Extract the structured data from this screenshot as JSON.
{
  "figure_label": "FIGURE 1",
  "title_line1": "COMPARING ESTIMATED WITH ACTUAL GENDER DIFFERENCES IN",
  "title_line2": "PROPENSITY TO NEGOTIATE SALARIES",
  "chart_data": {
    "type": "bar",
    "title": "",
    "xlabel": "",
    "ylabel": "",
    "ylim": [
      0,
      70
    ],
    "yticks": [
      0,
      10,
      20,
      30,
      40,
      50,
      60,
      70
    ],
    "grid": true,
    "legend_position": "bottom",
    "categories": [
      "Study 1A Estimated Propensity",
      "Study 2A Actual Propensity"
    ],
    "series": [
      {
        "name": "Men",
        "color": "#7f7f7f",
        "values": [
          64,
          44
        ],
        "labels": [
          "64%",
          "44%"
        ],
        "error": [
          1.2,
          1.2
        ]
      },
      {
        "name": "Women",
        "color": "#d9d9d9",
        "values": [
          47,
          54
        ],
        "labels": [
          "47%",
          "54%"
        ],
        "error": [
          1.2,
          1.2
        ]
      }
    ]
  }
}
:::::
Give the entries again in full, exactly as they are written.

> _EXERCISE RESULT_:
Extract the structured data from this screenshot as JSON.
{
  "figure_label": "FIGURE 1",
  "title_line1": "COMPARING ESTIMATED WITH ACTUAL GENDER DIFFERENCES IN",
  "title_line2": "PROPENSITY TO NEGOTIATE SALARIES",
  "chart_data": {
    "type": "bar",
    "title": "",
    "xlabel": "",
    "ylabel": "",
    "ylim": [
      0,
      70
    ],
    "yticks": [
      0,
      10,
      20,
      30,
      40,
      50,
      60,
      70
    ],
    "grid": true,
    "legend_position": "bottom",
    "categories": [
      "Study 1A Estimated Propensity",
      "Study 2A Actual Propensity"
    ],
    "series": [
      {
        "name": "Men",
        "color": "#7f7f7f",
        "values": [
          64,
          44
        ],
        "labels": [
          "64%",
          "44%"
        ],
        "error": [
          1.2,
          1.2
        ]
      },
      {
        "name": "Women",
        "color": "#d9d9d9",
        "values": [
          47,
          54
        ],
        "labels": [
          "47%",
          "54%"
        ],
        "error": [
          1.2,
          1.2
        ]
      }
    ]
  }
}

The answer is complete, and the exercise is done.